From the festival review, output the passage starting with "The middle section" and going on through "shapes and forms.", copied word for word.

## EXTRACT TO READ

================

The middle section of Sunday’s line-up worked the audience into an almost trance-like state starting with a short tapes’n'clarinet soundscape from Michigan’s Sick Llama.  Mike Shiflet followed with his drifting processed guitar and static-filled compositions filling the space, offering a moving reminder of just how damn good his recent Llanos album was.  Set up on the floor in front of a makeshift projection screen, Telecult Powers performed their ritualistic take on drone music to the spellbound audience that surrounded them.  There’s obviously a performance art aspect to what they do that clearly distinguishes them from many of the other current drone practitioners.  Pulse Emitter rounded out this section with his skillful synth manipulations that took on various shapes and forms.

{Morton Subotnick}

If you were beginning to feel that things were bordering on the meditative, The Rita pretty much shattered any notion of that within the first few seconds of his near-deafening set.  I’ll openly admit that the brute force of his harsh noise, which I could feel rattling my innards, sent me ducking out of the room with fingers firmly placed in ears.  In some respects, this had a nice “cleansing effect” before taking in headliner, the festival’s real coup, Morton Subotnick.  How fascinating it was to see the audience so attentive while Subotnick was merely setting up his gear and sound-checking.  His influence is undeniable within this festival’s circles and people were clearly there to see this early pioneer of electronic music perform.  Using modular synth and laptop/samplers, Subotnick laid out blibs and blurbs of Silver Apples before settling into more rhythmic passages and at the closing of his set the crowd erupted in a boisterous applause, bringing the proceedings of the weekend full-circle and offering a fitting conclusion to the festival.

================

Bounding box annotations:

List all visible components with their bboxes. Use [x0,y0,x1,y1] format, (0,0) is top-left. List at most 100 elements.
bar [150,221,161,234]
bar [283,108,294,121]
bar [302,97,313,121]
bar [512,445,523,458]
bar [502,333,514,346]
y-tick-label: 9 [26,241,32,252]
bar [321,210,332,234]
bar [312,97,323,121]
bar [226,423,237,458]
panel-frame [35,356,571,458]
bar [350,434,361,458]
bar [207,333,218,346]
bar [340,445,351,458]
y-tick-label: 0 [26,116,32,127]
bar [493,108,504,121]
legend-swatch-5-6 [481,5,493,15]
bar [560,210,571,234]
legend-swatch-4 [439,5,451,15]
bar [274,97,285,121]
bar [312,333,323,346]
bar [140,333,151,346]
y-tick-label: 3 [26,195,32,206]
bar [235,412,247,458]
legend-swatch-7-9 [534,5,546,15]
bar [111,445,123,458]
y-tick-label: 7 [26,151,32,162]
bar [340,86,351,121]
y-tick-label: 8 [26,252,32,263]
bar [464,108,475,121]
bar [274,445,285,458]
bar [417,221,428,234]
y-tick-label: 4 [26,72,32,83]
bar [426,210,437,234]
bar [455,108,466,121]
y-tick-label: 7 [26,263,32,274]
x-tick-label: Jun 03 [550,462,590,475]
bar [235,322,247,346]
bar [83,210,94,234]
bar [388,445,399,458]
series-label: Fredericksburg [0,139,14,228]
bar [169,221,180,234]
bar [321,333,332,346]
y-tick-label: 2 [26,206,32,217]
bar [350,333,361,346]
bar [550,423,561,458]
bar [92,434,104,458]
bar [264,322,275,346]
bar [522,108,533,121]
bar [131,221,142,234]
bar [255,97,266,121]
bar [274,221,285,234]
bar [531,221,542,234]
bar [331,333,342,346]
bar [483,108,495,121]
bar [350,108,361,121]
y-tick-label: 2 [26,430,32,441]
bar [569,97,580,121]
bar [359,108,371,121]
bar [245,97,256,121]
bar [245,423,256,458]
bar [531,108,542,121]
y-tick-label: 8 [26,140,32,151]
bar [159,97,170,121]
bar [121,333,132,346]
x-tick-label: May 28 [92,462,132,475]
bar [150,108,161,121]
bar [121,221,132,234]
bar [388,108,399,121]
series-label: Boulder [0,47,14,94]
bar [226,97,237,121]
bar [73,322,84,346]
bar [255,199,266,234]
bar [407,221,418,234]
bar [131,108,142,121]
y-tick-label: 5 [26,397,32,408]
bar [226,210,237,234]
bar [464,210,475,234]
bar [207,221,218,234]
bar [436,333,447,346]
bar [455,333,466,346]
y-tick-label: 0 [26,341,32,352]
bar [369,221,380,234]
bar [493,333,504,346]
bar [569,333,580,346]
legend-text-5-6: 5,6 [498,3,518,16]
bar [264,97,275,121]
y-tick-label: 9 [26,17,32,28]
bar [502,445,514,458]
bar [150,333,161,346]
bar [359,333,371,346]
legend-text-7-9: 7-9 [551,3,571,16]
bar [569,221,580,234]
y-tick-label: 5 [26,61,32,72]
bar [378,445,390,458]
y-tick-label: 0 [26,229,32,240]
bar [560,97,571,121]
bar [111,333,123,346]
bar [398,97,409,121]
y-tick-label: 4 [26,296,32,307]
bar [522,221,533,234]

================

## ANSWER TO THE EXERCISE
The middle section of Sunday’s line-up worked the audience into an almost trance-like state starting with a short tapes’n'clarinet soundscape from Michigan’s Sick Llama.  Mike Shiflet followed with his drifting processed guitar and static-filled compositions filling the space, offering a moving reminder of just how damn good his recent Llanos album was.  Set up on the floor in front of a makeshift projection screen, Telecult Powers performed their ritualistic take on drone music to the spellbound audience that surrounded them.  There’s obviously a performance art aspect to what they do that clearly distinguishes them from many of the other current drone practitioners.  Pulse Emitter rounded out this section with his skillful synth manipulations that took on various shapes and forms.